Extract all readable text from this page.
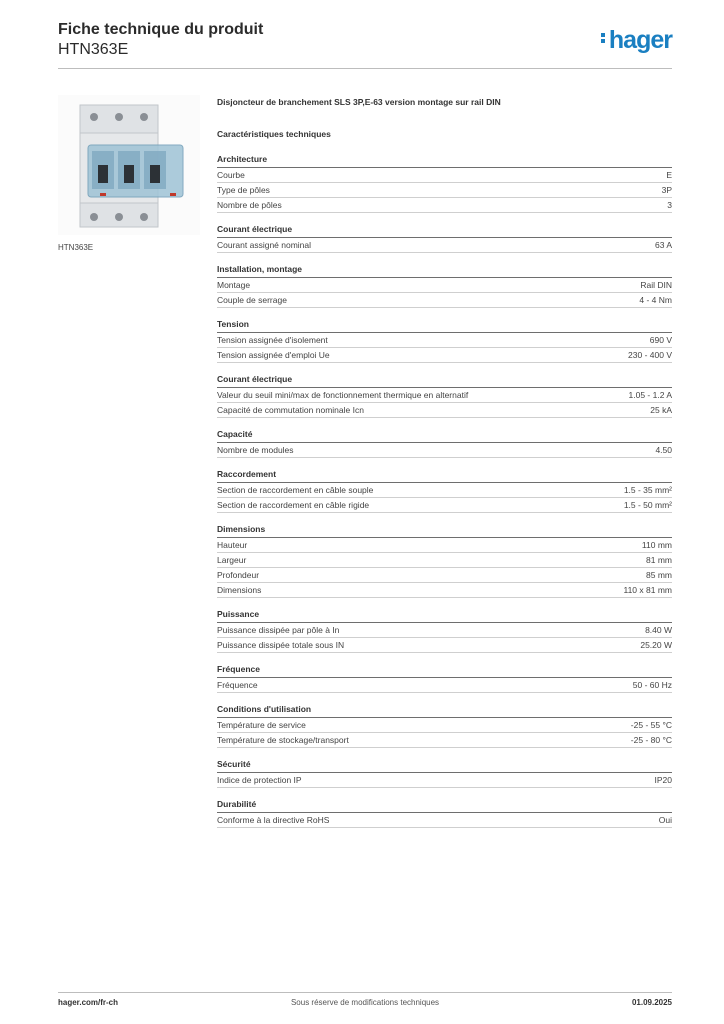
Fiche technique du produit
HTN363E	hager
HTN363E
Disjoncteur de branchement SLS 3P,E-63 version montage sur rail DIN
Caractéristiques techniques
Architecture
Courbe	E
Type de pôles	3P
Nombre de pôles	3
Courant électrique
Courant assigné nominal	63 A
Installation, montage
Montage	Rail DIN
Couple de serrage	4 - 4 Nm
Tension
Tension assignée d'isolement	690 V
Tension assignée d'emploi Ue	230 - 400 V
Courant électrique
Valeur du seuil mini/max de fonctionnement thermique en alternatif	1.05 - 1.2 A
Capacité de commutation nominale Icn	25 kA
Capacité
Nombre de modules	4.50
Raccordement
Section de raccordement en câble souple	1.5 - 35 mm²
Section de raccordement en câble rigide	1.5 - 50 mm²
Dimensions
Hauteur	110 mm
Largeur	81 mm
Profondeur	85 mm
Dimensions	110 x 81 mm
Puissance
Puissance dissipée par pôle à In	8.40 W
Puissance dissipée totale sous IN	25.20 W
Fréquence
Fréquence	50 - 60 Hz
Conditions d'utilisation
Température de service	-25 - 55 °C
Température de stockage/transport	-25 - 80 °C
Sécurité
Indice de protection IP	IP20
Durabilité
Conforme à la directive RoHS	Oui
hager.com/fr-ch	Sous réserve de modifications techniques	01.09.2025
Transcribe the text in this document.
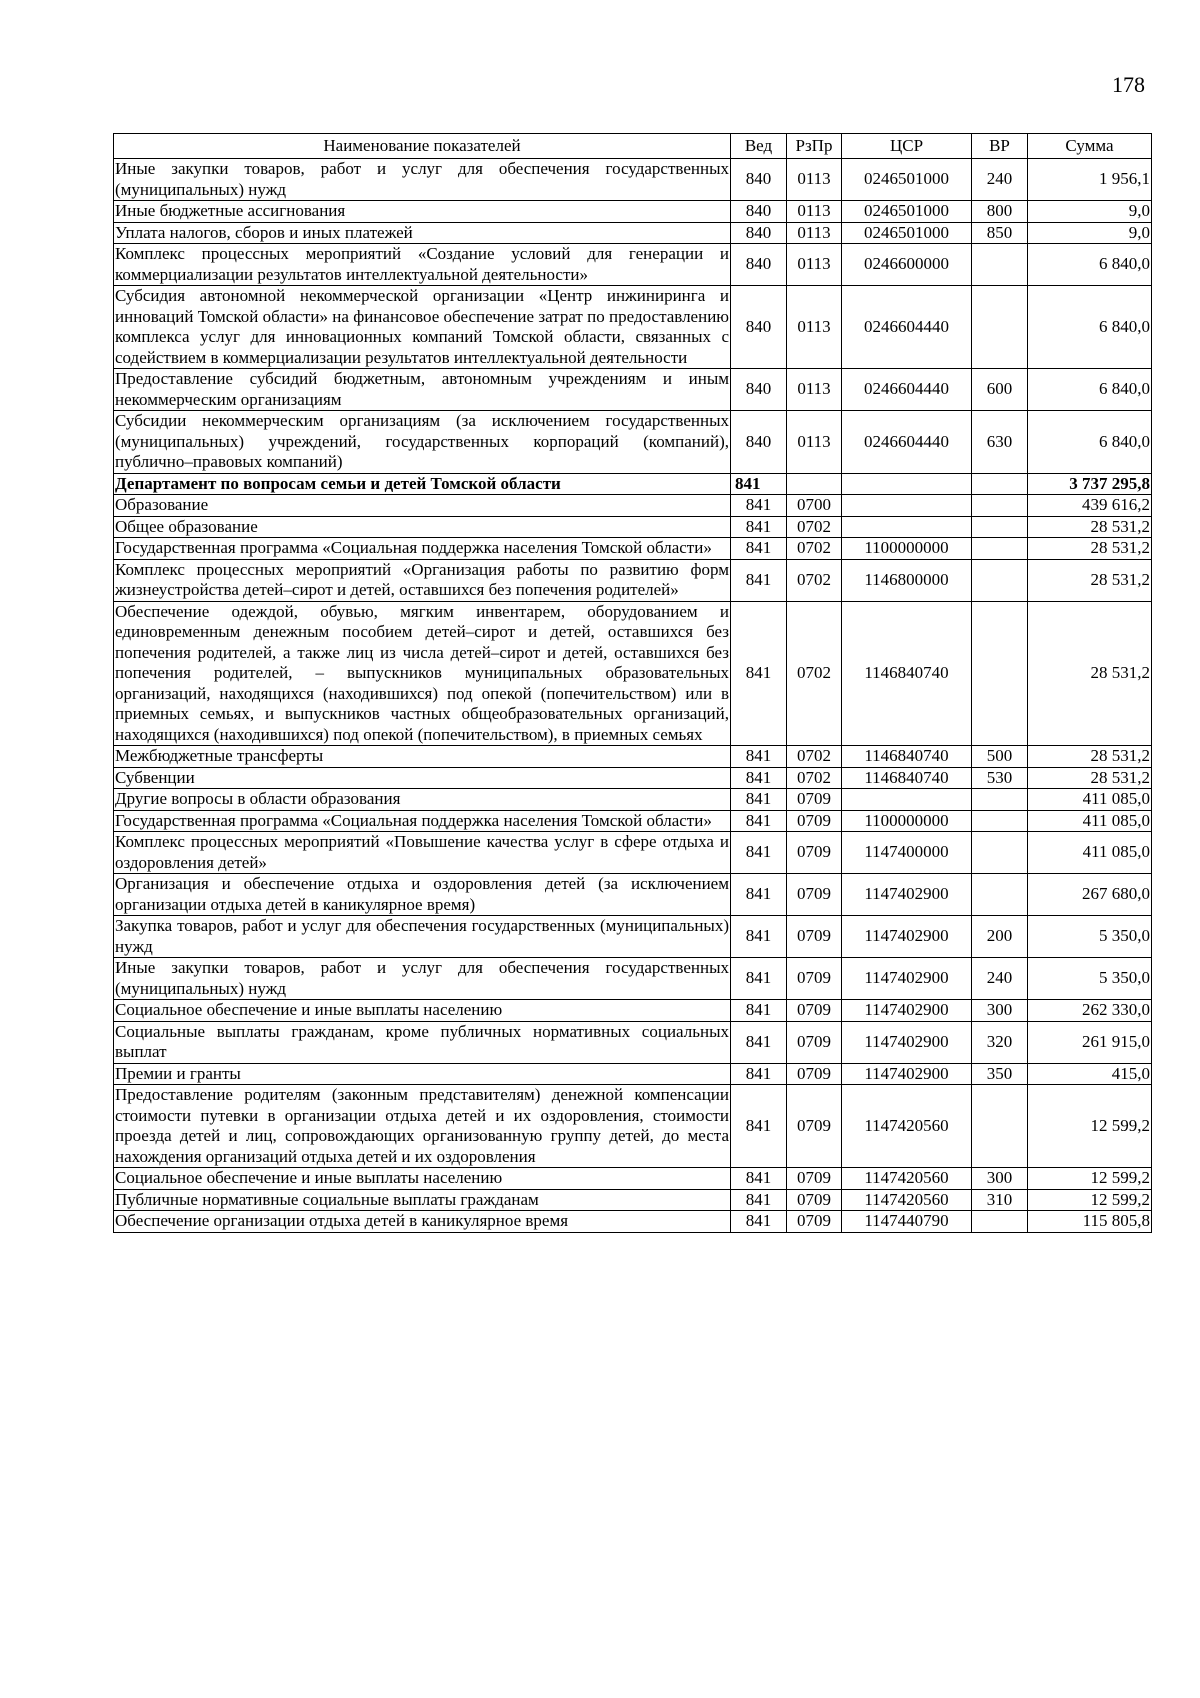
178
Наименование показателей	Вед	РзПр	ЦСР	ВР	Сумма
Иные закупки товаров, работ и услуг для обеспечения государственных (муниципальных) нужд	840	0113	0246501000	240	1 956,1
Иные бюджетные ассигнования	840	0113	0246501000	800	9,0
Уплата налогов, сборов и иных платежей	840	0113	0246501000	850	9,0
Комплекс процессных мероприятий «Создание условий для генерации и коммерциализации результатов интеллектуальной деятельности»	840	0113	0246600000		6 840,0
Субсидия автономной некоммерческой организации «Центр инжиниринга и инноваций Томской области» на финансовое обеспечение затрат по предоставлению комплекса услуг для инновационных компаний Томской области, связанных с содействием в коммерциализации результатов интеллектуальной деятельности	840	0113	0246604440		6 840,0
Предоставление субсидий бюджетным, автономным учреждениям и иным некоммерческим организациям	840	0113	0246604440	600	6 840,0
Субсидии некоммерческим организациям (за исключением государственных (муниципальных) учреждений, государственных корпораций (компаний), публично–правовых компаний)	840	0113	0246604440	630	6 840,0
Департамент по вопросам семьи и детей Томской области	841				3 737 295,8
Образование	841	0700			439 616,2
Общее образование	841	0702			28 531,2
Государственная программа «Социальная поддержка населения Томской области»	841	0702	1100000000		28 531,2
Комплекс процессных мероприятий «Организация работы по развитию форм жизнеустройства детей–сирот и детей, оставшихся без попечения родителей»	841	0702	1146800000		28 531,2
Обеспечение одеждой, обувью, мягким инвентарем, оборудованием и единовременным денежным пособием детей–сирот и детей, оставшихся без попечения родителей, а также лиц из числа детей–сирот и детей, оставшихся без попечения родителей, – выпускников муниципальных образовательных организаций, находящихся (находившихся) под опекой (попечительством) или в приемных семьях, и выпускников частных общеобразовательных организаций, находящихся (находившихся) под опекой (попечительством), в приемных семьях	841	0702	1146840740		28 531,2
Межбюджетные трансферты	841	0702	1146840740	500	28 531,2
Субвенции	841	0702	1146840740	530	28 531,2
Другие вопросы в области образования	841	0709			411 085,0
Государственная программа «Социальная поддержка населения Томской области»	841	0709	1100000000		411 085,0
Комплекс процессных мероприятий «Повышение качества услуг в сфере отдыха и оздоровления детей»	841	0709	1147400000		411 085,0
Организация и обеспечение отдыха и оздоровления детей (за исключением организации отдыха детей в каникулярное время)	841	0709	1147402900		267 680,0
Закупка товаров, работ и услуг для обеспечения государственных (муниципальных) нужд	841	0709	1147402900	200	5 350,0
Иные закупки товаров, работ и услуг для обеспечения государственных (муниципальных) нужд	841	0709	1147402900	240	5 350,0
Социальное обеспечение и иные выплаты населению	841	0709	1147402900	300	262 330,0
Социальные выплаты гражданам, кроме публичных нормативных социальных выплат	841	0709	1147402900	320	261 915,0
Премии и гранты	841	0709	1147402900	350	415,0
Предоставление родителям (законным представителям) денежной компенсации стоимости путевки в организации отдыха детей и их оздоровления, стоимости проезда детей и лиц, сопровождающих организованную группу детей, до места нахождения организаций отдыха детей и их оздоровления	841	0709	1147420560		12 599,2
Социальное обеспечение и иные выплаты населению	841	0709	1147420560	300	12 599,2
Публичные нормативные социальные выплаты гражданам	841	0709	1147420560	310	12 599,2
Обеспечение организации отдыха детей в каникулярное время	841	0709	1147440790		115 805,8
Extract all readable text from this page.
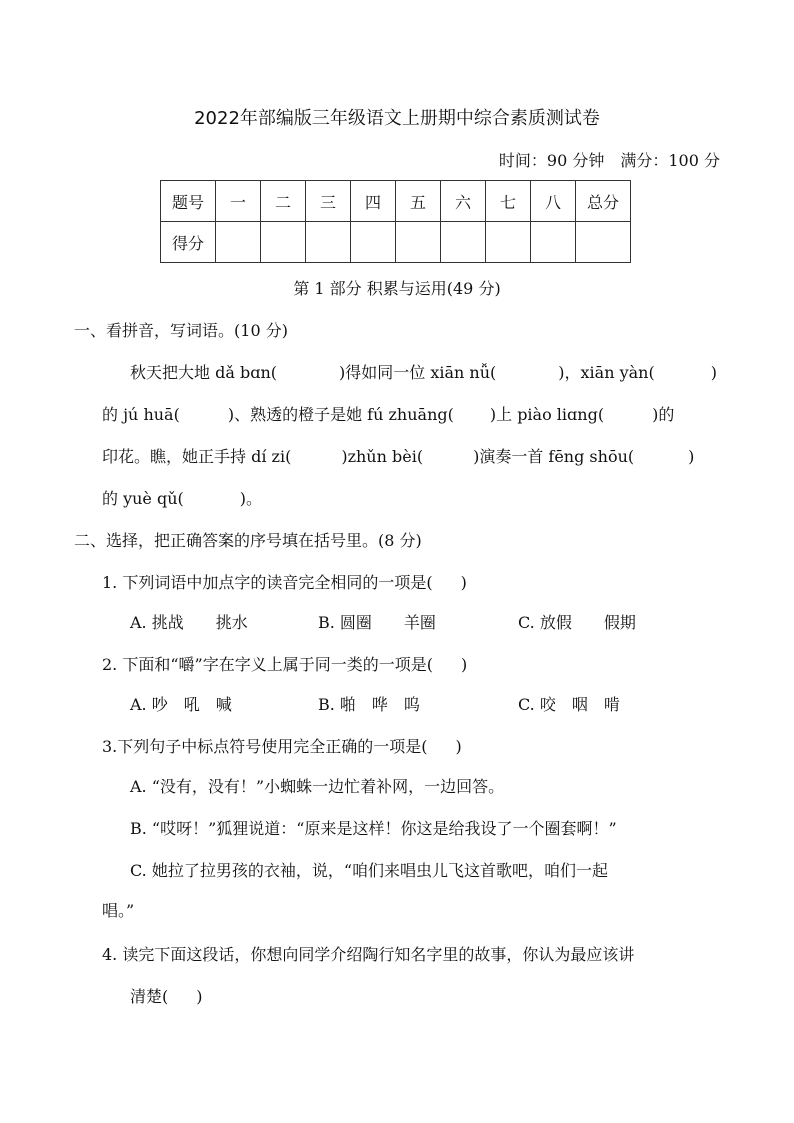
2022年部编版三年级语文上册期中综合素质测试卷
时间：90 分钟　满分：100 分
题号	一	二	三	四	五	六	七	八	总分
得分									
第 1 部分 积累与运用(49 分)
一、看拼音，写词语。(10 分)
秋天把大地 dǎ bɑn(	)得如同一位 xiān nǚ(	)，xiān yàn(	)
的 jú huā(	)、熟透的橙子是她 fú zhuāng( )上 piào liɑng(	)的
印花。瞧，她正手持 dí zi(	)zhǔn bèi(	)演奏一首 fēng shōu(	)
的 yuè qǔ(	)。
二、选择，把正确答案的序号填在括号里。(8 分)
1. 下列词语中加点字的读音完全相同的一项是( )
A. 挑战　　挑水	B. 圆圈　　羊圈	C. 放假　　假期
2. 下面和“嚼”字在字义上属于同一类的一项是( )
A. 吵　吼　喊	B. 啪　哗　呜	C. 咬　咽　啃
3.下列句子中标点符号使用完全正确的一项是( )
A. “没有，没有！”小蜘蛛一边忙着补网，一边回答。
B. “哎呀！”狐狸说道：“原来是这样！你这是给我设了一个圈套啊！”
C. 她拉了拉男孩的衣袖，说，“咱们来唱虫儿飞这首歌吧，咱们一起
唱。”
4. 读完下面这段话，你想向同学介绍陶行知名字里的故事，你认为最应该讲
清楚( )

■ **Short task**
Quote the records above in full, dropping each picture.

■ **Response**
Extract all readable text from this page.
Fiche technique du produit
HTN363E	hager
HTN363E
Disjoncteur de branchement SLS 3P,E-63 version montage sur rail DIN
Caractéristiques techniques
Architecture
Courbe	E
Type de pôles	3P
Nombre de pôles	3
Courant électrique
Courant assigné nominal	63 A
Installation, montage
Montage	Rail DIN
Couple de serrage	4 - 4 Nm
Tension
Tension assignée d'isolement	690 V
Tension assignée d'emploi Ue	230 - 400 V
Courant électrique
Valeur du seuil mini/max de fonctionnement thermique en alternatif	1.05 - 1.2 A
Capacité de commutation nominale Icn	25 kA
Capacité
Nombre de modules	4.50
Raccordement
Section de raccordement en câble souple	1.5 - 35 mm²
Section de raccordement en câble rigide	1.5 - 50 mm²
Dimensions
Hauteur	110 mm
Largeur	81 mm
Profondeur	85 mm
Dimensions	110 x 81 mm
Puissance
Puissance dissipée par pôle à In	8.40 W
Puissance dissipée totale sous IN	25.20 W
Fréquence
Fréquence	50 - 60 Hz
Conditions d'utilisation
Température de service	-25 - 55 °C
Température de stockage/transport	-25 - 80 °C
Sécurité
Indice de protection IP	IP20
Durabilité
Conforme à la directive RoHS	Oui
hager.com/fr-ch	Sous réserve de modifications techniques	01.09.2025
Transcribe the text in this document.
178
Наименование показателей	Вед	РзПр	ЦСР	ВР	Сумма
Иные закупки товаров, работ и услуг для обеспечения государственных (муниципальных) нужд	840	0113	0246501000	240	1 956,1
Иные бюджетные ассигнования	840	0113	0246501000	800	9,0
Уплата налогов, сборов и иных платежей	840	0113	0246501000	850	9,0
Комплекс процессных мероприятий «Создание условий для генерации и коммерциализации результатов интеллектуальной деятельности»	840	0113	0246600000		6 840,0
Субсидия автономной некоммерческой организации «Центр инжиниринга и инноваций Томской области» на финансовое обеспечение затрат по предоставлению комплекса услуг для инновационных компаний Томской области, связанных с содействием в коммерциализации результатов интеллектуальной деятельности	840	0113	0246604440		6 840,0
Предоставление субсидий бюджетным, автономным учреждениям и иным некоммерческим организациям	840	0113	0246604440	600	6 840,0
Субсидии некоммерческим организациям (за исключением государственных (муниципальных) учреждений, государственных корпораций (компаний), публично–правовых компаний)	840	0113	0246604440	630	6 840,0
Департамент по вопросам семьи и детей Томской области	841				3 737 295,8
Образование	841	0700			439 616,2
Общее образование	841	0702			28 531,2
Государственная программа «Социальная поддержка населения Томской области»	841	0702	1100000000		28 531,2
Комплекс процессных мероприятий «Организация работы по развитию форм жизнеустройства детей–сирот и детей, оставшихся без попечения родителей»	841	0702	1146800000		28 531,2
Обеспечение одеждой, обувью, мягким инвентарем, оборудованием и единовременным денежным пособием детей–сирот и детей, оставшихся без попечения родителей, а также лиц из числа детей–сирот и детей, оставшихся без попечения родителей, – выпускников муниципальных образовательных организаций, находящихся (находившихся) под опекой (попечительством) или в приемных семьях, и выпускников частных общеобразовательных организаций, находящихся (находившихся) под опекой (попечительством), в приемных семьях	841	0702	1146840740		28 531,2
Межбюджетные трансферты	841	0702	1146840740	500	28 531,2
Субвенции	841	0702	1146840740	530	28 531,2
Другие вопросы в области образования	841	0709			411 085,0
Государственная программа «Социальная поддержка населения Томской области»	841	0709	1100000000		411 085,0
Комплекс процессных мероприятий «Повышение качества услуг в сфере отдыха и оздоровления детей»	841	0709	1147400000		411 085,0
Организация и обеспечение отдыха и оздоровления детей (за исключением организации отдыха детей в каникулярное время)	841	0709	1147402900		267 680,0
Закупка товаров, работ и услуг для обеспечения государственных (муниципальных) нужд	841	0709	1147402900	200	5 350,0
Иные закупки товаров, работ и услуг для обеспечения государственных (муниципальных) нужд	841	0709	1147402900	240	5 350,0
Социальное обеспечение и иные выплаты населению	841	0709	1147402900	300	262 330,0
Социальные выплаты гражданам, кроме публичных нормативных социальных выплат	841	0709	1147402900	320	261 915,0
Премии и гранты	841	0709	1147402900	350	415,0
Предоставление родителям (законным представителям) денежной компенсации стоимости путевки в организации отдыха детей и их оздоровления, стоимости проезда детей и лиц, сопровождающих организованную группу детей, до места нахождения организаций отдыха детей и их оздоровления	841	0709	1147420560		12 599,2
Социальное обеспечение и иные выплаты населению	841	0709	1147420560	300	12 599,2
Публичные нормативные социальные выплаты гражданам	841	0709	1147420560	310	12 599,2
Обеспечение организации отдыха детей в каникулярное время	841	0709	1147440790		115 805,8
Extract all readable text from this page.
2022年部编版三年级语文上册期中综合素质测试卷
时间：90 分钟　满分：100 分
题号	一	二	三	四	五	六	七	八	总分
得分									
第 1 部分 积累与运用(49 分)
一、看拼音，写词语。(10 分)
秋天把大地 dǎ bɑn(	)得如同一位 xiān nǚ(	)，xiān yàn(	)
的 jú huā(	)、熟透的橙子是她 fú zhuāng( )上 piào liɑng(	)的
印花。瞧，她正手持 dí zi(	)zhǔn bèi(	)演奏一首 fēng shōu(	)
的 yuè qǔ(	)。
二、选择，把正确答案的序号填在括号里。(8 分)
1. 下列词语中加点字的读音完全相同的一项是( )
A. 挑战　　挑水	B. 圆圈　　羊圈	C. 放假　　假期
2. 下面和“嚼”字在字义上属于同一类的一项是( )
A. 吵　吼　喊	B. 啪　哗　呜	C. 咬　咽　啃
3.下列句子中标点符号使用完全正确的一项是( )
A. “没有，没有！”小蜘蛛一边忙着补网，一边回答。
B. “哎呀！”狐狸说道：“原来是这样！你这是给我设了一个圈套啊！”
C. 她拉了拉男孩的衣袖，说，“咱们来唱虫儿飞这首歌吧，咱们一起
唱。”
4. 读完下面这段话，你想向同学介绍陶行知名字里的故事，你认为最应该讲
清楚( )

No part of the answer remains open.